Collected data
=======
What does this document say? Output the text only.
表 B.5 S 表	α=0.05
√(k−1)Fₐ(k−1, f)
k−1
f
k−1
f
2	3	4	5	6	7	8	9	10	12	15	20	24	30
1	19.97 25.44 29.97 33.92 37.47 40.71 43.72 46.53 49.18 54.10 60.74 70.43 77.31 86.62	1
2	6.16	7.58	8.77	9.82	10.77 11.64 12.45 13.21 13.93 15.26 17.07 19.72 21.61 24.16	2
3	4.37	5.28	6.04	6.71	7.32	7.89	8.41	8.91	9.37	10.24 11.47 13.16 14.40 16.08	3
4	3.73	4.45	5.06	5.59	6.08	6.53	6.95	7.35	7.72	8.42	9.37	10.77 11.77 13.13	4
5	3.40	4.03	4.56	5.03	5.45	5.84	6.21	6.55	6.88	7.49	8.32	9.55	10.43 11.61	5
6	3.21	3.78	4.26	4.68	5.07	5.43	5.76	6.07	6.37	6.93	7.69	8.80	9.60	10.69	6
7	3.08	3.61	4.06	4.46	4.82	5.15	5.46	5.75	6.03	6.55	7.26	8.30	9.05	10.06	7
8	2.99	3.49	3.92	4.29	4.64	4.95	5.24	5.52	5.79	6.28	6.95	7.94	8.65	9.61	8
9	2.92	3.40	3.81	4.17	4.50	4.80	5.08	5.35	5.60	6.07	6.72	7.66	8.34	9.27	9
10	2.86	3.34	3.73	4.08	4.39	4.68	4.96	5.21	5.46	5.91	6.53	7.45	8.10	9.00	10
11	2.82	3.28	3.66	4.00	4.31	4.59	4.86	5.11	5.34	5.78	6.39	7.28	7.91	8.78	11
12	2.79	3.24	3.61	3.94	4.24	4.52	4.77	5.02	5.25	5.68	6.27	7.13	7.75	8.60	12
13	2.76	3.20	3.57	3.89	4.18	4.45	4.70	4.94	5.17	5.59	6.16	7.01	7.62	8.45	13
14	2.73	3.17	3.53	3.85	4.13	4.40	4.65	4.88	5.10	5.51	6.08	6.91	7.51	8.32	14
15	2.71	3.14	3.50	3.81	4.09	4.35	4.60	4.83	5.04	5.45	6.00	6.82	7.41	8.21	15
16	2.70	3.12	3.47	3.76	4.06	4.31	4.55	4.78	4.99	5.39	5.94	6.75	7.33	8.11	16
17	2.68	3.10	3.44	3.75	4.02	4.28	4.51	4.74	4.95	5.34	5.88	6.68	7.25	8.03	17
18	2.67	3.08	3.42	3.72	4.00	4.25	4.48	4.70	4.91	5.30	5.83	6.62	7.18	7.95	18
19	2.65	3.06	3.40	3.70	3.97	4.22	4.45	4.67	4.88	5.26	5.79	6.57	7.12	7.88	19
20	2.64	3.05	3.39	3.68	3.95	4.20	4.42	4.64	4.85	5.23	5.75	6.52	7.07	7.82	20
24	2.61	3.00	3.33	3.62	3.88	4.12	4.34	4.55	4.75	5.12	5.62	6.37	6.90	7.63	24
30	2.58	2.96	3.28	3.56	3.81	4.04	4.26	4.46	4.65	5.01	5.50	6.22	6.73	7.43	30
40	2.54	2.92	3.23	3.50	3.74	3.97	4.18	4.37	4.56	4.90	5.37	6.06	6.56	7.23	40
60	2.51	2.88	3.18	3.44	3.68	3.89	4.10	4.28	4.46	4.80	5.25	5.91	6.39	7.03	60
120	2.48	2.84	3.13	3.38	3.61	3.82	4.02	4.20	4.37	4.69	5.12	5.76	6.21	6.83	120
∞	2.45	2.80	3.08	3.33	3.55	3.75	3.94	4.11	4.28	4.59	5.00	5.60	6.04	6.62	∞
=======
Reproduce the listing above verbatim, from first line to last.

* FINISHED ANSWER
What does this document say? Output the text only.
表 B.5 S 表	α=0.05
√(k−1)Fₐ(k−1, f)
k−1
f
k−1
f
2	3	4	5	6	7	8	9	10	12	15	20	24	30
1	19.97 25.44 29.97 33.92 37.47 40.71 43.72 46.53 49.18 54.10 60.74 70.43 77.31 86.62	1
2	6.16	7.58	8.77	9.82	10.77 11.64 12.45 13.21 13.93 15.26 17.07 19.72 21.61 24.16	2
3	4.37	5.28	6.04	6.71	7.32	7.89	8.41	8.91	9.37	10.24 11.47 13.16 14.40 16.08	3
4	3.73	4.45	5.06	5.59	6.08	6.53	6.95	7.35	7.72	8.42	9.37	10.77 11.77 13.13	4
5	3.40	4.03	4.56	5.03	5.45	5.84	6.21	6.55	6.88	7.49	8.32	9.55	10.43 11.61	5
6	3.21	3.78	4.26	4.68	5.07	5.43	5.76	6.07	6.37	6.93	7.69	8.80	9.60	10.69	6
7	3.08	3.61	4.06	4.46	4.82	5.15	5.46	5.75	6.03	6.55	7.26	8.30	9.05	10.06	7
8	2.99	3.49	3.92	4.29	4.64	4.95	5.24	5.52	5.79	6.28	6.95	7.94	8.65	9.61	8
9	2.92	3.40	3.81	4.17	4.50	4.80	5.08	5.35	5.60	6.07	6.72	7.66	8.34	9.27	9
10	2.86	3.34	3.73	4.08	4.39	4.68	4.96	5.21	5.46	5.91	6.53	7.45	8.10	9.00	10
11	2.82	3.28	3.66	4.00	4.31	4.59	4.86	5.11	5.34	5.78	6.39	7.28	7.91	8.78	11
12	2.79	3.24	3.61	3.94	4.24	4.52	4.77	5.02	5.25	5.68	6.27	7.13	7.75	8.60	12
13	2.76	3.20	3.57	3.89	4.18	4.45	4.70	4.94	5.17	5.59	6.16	7.01	7.62	8.45	13
14	2.73	3.17	3.53	3.85	4.13	4.40	4.65	4.88	5.10	5.51	6.08	6.91	7.51	8.32	14
15	2.71	3.14	3.50	3.81	4.09	4.35	4.60	4.83	5.04	5.45	6.00	6.82	7.41	8.21	15
16	2.70	3.12	3.47	3.76	4.06	4.31	4.55	4.78	4.99	5.39	5.94	6.75	7.33	8.11	16
17	2.68	3.10	3.44	3.75	4.02	4.28	4.51	4.74	4.95	5.34	5.88	6.68	7.25	8.03	17
18	2.67	3.08	3.42	3.72	4.00	4.25	4.48	4.70	4.91	5.30	5.83	6.62	7.18	7.95	18
19	2.65	3.06	3.40	3.70	3.97	4.22	4.45	4.67	4.88	5.26	5.79	6.57	7.12	7.88	19
20	2.64	3.05	3.39	3.68	3.95	4.20	4.42	4.64	4.85	5.23	5.75	6.52	7.07	7.82	20
24	2.61	3.00	3.33	3.62	3.88	4.12	4.34	4.55	4.75	5.12	5.62	6.37	6.90	7.63	24
30	2.58	2.96	3.28	3.56	3.81	4.04	4.26	4.46	4.65	5.01	5.50	6.22	6.73	7.43	30
40	2.54	2.92	3.23	3.50	3.74	3.97	4.18	4.37	4.56	4.90	5.37	6.06	6.56	7.23	40
60	2.51	2.88	3.18	3.44	3.68	3.89	4.10	4.28	4.46	4.80	5.25	5.91	6.39	7.03	60
120	2.48	2.84	3.13	3.38	3.61	3.82	4.02	4.20	4.37	4.69	5.12	5.76	6.21	6.83	120
∞	2.45	2.80	3.08	3.33	3.55	3.75	3.94	4.11	4.28	4.59	5.00	5.60	6.04	6.62	∞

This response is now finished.